**** GIVEN INFORMATION

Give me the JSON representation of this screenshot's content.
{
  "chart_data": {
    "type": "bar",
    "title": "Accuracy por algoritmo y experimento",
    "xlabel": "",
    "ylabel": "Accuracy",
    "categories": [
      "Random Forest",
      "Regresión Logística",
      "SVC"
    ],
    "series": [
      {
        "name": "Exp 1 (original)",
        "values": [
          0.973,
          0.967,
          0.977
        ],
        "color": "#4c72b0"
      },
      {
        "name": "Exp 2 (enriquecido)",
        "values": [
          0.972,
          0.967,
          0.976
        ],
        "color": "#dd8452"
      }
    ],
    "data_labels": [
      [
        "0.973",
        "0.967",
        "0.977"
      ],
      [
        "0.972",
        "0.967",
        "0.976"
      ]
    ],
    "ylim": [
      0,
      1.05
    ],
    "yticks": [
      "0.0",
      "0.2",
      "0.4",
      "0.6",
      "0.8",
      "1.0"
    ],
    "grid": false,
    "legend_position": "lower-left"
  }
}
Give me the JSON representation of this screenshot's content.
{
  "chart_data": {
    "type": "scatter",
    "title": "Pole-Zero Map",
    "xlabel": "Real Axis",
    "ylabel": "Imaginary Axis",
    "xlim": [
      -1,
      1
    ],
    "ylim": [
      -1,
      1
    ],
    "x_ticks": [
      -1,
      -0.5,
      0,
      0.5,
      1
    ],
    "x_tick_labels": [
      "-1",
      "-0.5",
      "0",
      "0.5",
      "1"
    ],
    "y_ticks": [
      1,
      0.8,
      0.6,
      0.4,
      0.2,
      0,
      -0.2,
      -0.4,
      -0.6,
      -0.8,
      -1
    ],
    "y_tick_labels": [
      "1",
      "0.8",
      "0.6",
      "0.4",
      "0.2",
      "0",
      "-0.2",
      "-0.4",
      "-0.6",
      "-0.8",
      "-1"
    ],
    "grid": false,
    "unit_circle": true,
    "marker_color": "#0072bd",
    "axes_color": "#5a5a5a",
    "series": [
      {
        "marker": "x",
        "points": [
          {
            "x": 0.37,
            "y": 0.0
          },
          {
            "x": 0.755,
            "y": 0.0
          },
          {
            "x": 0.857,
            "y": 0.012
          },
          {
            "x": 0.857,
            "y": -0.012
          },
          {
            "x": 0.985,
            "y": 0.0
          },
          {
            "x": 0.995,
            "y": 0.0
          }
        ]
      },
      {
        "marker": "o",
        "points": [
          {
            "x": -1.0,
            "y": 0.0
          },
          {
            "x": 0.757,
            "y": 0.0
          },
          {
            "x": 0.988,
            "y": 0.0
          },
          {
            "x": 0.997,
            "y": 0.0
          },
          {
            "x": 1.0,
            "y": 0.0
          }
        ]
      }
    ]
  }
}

********

Reproduce the records above exactly.

Give me the JSON representation of this screenshot's content.
{
  "chart_data": {
    "type": "bar",
    "title": "Accuracy por algoritmo y experimento",
    "xlabel": "",
    "ylabel": "Accuracy",
    "categories": [
      "Random Forest",
      "Regresión Logística",
      "SVC"
    ],
    "series": [
      {
        "name": "Exp 1 (original)",
        "values": [
          0.973,
          0.967,
          0.977
        ],
        "color": "#4c72b0"
      },
      {
        "name": "Exp 2 (enriquecido)",
        "values": [
          0.972,
          0.967,
          0.976
        ],
        "color": "#dd8452"
      }
    ],
    "data_labels": [
      [
        "0.973",
        "0.967",
        "0.977"
      ],
      [
        "0.972",
        "0.967",
        "0.976"
      ]
    ],
    "ylim": [
      0,
      1.05
    ],
    "yticks": [
      "0.0",
      "0.2",
      "0.4",
      "0.6",
      "0.8",
      "1.0"
    ],
    "grid": false,
    "legend_position": "lower-left"
  }
}
Give me the JSON representation of this screenshot's content.
{
  "chart_data": {
    "type": "scatter",
    "title": "Pole-Zero Map",
    "xlabel": "Real Axis",
    "ylabel": "Imaginary Axis",
    "xlim": [
      -1,
      1
    ],
    "ylim": [
      -1,
      1
    ],
    "x_ticks": [
      -1,
      -0.5,
      0,
      0.5,
      1
    ],
    "x_tick_labels": [
      "-1",
      "-0.5",
      "0",
      "0.5",
      "1"
    ],
    "y_ticks": [
      1,
      0.8,
      0.6,
      0.4,
      0.2,
      0,
      -0.2,
      -0.4,
      -0.6,
      -0.8,
      -1
    ],
    "y_tick_labels": [
      "1",
      "0.8",
      "0.6",
      "0.4",
      "0.2",
      "0",
      "-0.2",
      "-0.4",
      "-0.6",
      "-0.8",
      "-1"
    ],
    "grid": false,
    "unit_circle": true,
    "marker_color": "#0072bd",
    "axes_color": "#5a5a5a",
    "series": [
      {
        "marker": "x",
        "points": [
          {
            "x": 0.37,
            "y": 0.0
          },
          {
            "x": 0.755,
            "y": 0.0
          },
          {
            "x": 0.857,
            "y": 0.012
          },
          {
            "x": 0.857,
            "y": -0.012
          },
          {
            "x": 0.985,
            "y": 0.0
          },
          {
            "x": 0.995,
            "y": 0.0
          }
        ]
      },
      {
        "marker": "o",
        "points": [
          {
            "x": -1.0,
            "y": 0.0
          },
          {
            "x": 0.757,
            "y": 0.0
          },
          {
            "x": 0.988,
            "y": 0.0
          },
          {
            "x": 0.997,
            "y": 0.0
          },
          {
            "x": 1.0,
            "y": 0.0
          }
        ]
      }
    ]
  }
}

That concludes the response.